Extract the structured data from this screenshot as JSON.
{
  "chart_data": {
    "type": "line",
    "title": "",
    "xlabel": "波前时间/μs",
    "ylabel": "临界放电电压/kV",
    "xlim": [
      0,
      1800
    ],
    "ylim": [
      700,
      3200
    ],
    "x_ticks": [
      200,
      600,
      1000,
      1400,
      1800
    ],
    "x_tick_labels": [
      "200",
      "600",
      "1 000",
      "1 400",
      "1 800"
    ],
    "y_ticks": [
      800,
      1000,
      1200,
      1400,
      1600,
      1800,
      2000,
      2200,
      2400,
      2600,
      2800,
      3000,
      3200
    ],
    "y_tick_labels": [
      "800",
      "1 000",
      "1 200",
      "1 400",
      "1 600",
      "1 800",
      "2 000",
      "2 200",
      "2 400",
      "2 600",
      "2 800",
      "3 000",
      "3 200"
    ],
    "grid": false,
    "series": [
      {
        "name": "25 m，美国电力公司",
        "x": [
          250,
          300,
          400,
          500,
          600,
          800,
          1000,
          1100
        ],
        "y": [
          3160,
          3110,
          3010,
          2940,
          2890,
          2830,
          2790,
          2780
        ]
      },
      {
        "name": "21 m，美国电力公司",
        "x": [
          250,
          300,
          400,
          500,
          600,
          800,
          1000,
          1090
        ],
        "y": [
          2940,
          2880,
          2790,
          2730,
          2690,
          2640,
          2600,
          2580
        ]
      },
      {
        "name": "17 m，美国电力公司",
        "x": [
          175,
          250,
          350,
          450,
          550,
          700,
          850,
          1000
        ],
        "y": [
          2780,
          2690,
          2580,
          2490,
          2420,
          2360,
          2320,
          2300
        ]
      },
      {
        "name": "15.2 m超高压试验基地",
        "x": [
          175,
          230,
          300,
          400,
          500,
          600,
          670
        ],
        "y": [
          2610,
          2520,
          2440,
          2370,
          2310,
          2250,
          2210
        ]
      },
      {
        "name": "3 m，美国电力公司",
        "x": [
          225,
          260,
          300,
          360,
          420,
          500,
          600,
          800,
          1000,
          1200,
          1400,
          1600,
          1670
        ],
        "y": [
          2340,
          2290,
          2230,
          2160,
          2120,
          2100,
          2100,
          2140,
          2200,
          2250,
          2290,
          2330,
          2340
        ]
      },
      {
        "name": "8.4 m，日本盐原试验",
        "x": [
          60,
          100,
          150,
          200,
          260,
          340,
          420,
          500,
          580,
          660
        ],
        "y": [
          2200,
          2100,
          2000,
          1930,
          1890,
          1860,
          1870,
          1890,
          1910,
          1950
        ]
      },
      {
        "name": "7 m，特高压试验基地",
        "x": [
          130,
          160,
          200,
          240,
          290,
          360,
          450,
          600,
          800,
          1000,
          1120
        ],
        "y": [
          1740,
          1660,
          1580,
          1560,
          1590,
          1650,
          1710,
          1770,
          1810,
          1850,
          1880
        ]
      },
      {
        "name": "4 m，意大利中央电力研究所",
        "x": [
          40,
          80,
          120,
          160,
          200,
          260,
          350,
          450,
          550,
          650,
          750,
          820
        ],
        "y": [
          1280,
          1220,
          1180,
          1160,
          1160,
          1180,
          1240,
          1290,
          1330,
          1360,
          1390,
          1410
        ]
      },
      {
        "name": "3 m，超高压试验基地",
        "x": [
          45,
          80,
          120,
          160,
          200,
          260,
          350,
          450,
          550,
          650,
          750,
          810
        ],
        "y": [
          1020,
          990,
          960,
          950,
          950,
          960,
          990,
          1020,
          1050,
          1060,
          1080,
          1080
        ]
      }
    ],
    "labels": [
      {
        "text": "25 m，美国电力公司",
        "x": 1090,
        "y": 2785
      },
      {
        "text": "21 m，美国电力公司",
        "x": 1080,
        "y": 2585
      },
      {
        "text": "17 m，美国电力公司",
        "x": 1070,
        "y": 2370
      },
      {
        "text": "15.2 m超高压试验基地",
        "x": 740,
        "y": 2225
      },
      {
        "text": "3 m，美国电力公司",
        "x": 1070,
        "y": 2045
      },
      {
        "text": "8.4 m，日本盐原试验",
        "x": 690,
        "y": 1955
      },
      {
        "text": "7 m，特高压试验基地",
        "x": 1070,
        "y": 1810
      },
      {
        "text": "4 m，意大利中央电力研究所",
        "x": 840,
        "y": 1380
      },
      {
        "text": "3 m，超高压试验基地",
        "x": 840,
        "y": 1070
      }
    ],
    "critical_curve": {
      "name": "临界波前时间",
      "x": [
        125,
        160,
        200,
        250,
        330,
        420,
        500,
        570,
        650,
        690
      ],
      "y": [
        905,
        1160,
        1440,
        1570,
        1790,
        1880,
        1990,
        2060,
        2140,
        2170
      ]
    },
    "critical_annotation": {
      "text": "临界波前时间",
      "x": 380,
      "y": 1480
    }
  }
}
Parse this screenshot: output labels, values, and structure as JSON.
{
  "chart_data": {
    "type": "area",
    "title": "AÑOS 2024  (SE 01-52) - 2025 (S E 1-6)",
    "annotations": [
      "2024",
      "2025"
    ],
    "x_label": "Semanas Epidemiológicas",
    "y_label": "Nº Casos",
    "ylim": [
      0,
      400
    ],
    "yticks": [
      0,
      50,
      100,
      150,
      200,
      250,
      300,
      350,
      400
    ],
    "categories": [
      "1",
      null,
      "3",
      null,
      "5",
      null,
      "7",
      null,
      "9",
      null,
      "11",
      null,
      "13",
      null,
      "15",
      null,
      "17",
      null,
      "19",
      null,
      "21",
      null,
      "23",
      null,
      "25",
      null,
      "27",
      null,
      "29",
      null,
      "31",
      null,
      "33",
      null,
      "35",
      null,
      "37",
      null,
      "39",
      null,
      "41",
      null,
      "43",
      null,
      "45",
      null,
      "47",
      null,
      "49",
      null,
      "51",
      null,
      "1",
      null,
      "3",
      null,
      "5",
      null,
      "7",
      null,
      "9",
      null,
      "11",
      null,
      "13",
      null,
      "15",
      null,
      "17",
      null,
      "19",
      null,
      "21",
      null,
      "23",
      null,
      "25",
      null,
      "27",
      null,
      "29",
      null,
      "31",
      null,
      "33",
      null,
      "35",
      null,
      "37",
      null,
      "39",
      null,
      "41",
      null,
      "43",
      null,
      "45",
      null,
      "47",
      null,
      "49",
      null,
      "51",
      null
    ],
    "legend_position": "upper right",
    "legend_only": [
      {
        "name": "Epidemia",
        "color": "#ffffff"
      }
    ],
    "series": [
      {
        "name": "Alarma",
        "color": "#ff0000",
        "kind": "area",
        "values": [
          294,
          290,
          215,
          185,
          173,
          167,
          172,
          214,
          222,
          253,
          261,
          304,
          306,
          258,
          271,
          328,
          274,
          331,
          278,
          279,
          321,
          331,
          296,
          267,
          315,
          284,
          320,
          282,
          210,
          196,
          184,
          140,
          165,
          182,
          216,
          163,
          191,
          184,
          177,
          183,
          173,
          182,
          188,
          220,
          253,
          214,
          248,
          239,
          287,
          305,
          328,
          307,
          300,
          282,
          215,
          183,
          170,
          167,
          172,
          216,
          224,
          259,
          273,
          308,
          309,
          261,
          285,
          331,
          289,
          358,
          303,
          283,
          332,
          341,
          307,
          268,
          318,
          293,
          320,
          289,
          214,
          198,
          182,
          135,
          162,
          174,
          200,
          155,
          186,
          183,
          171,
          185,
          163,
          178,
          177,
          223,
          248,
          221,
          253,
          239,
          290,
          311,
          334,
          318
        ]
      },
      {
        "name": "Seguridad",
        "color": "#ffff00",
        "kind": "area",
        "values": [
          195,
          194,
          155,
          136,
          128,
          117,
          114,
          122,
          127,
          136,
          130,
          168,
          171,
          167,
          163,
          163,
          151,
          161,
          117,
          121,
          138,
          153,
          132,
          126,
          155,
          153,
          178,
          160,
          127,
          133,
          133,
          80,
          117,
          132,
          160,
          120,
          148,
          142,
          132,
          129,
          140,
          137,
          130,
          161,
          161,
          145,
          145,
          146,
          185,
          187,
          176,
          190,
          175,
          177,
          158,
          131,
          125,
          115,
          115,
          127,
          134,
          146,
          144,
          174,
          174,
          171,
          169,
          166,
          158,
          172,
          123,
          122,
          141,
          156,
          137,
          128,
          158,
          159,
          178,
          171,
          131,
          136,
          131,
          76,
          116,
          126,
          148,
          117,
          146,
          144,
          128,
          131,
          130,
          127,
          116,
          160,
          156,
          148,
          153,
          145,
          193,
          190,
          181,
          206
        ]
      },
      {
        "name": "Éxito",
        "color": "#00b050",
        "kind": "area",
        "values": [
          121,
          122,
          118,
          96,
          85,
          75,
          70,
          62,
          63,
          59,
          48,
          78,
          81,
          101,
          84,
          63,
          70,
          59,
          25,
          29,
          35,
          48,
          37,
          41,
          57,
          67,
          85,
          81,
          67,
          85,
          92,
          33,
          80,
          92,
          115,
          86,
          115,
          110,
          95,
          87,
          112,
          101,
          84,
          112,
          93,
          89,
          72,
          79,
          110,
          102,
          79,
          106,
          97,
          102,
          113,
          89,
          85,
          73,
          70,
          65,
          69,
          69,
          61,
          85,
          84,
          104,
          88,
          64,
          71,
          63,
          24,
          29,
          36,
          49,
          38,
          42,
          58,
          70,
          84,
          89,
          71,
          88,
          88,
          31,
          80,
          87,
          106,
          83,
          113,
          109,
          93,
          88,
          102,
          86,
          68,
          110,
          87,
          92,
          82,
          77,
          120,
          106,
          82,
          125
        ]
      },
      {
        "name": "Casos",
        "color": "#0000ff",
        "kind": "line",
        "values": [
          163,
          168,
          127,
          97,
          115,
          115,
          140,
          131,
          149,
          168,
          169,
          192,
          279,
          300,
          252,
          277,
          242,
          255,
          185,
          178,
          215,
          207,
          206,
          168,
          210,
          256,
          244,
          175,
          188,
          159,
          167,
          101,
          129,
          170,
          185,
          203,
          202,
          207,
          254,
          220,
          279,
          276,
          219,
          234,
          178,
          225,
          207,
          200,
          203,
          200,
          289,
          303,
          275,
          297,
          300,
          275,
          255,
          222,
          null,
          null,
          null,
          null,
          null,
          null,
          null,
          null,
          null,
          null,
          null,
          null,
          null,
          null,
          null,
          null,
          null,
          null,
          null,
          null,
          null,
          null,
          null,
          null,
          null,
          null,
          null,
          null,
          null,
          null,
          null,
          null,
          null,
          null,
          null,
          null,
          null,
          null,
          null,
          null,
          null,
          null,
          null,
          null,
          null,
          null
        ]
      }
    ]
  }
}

======

Locate the word "美国电力公司" in the records above, and return each line that has it.

> _Solved exercise_
        "name": "25 m，美国电力公司",
        "name": "21 m，美国电力公司",
        "name": "17 m，美国电力公司",
        "name": "3 m，美国电力公司",
        "text": "25 m，美国电力公司",
        "text": "21 m，美国电力公司",
        "text": "17 m，美国电力公司",
        "text": "3 m，美国电力公司",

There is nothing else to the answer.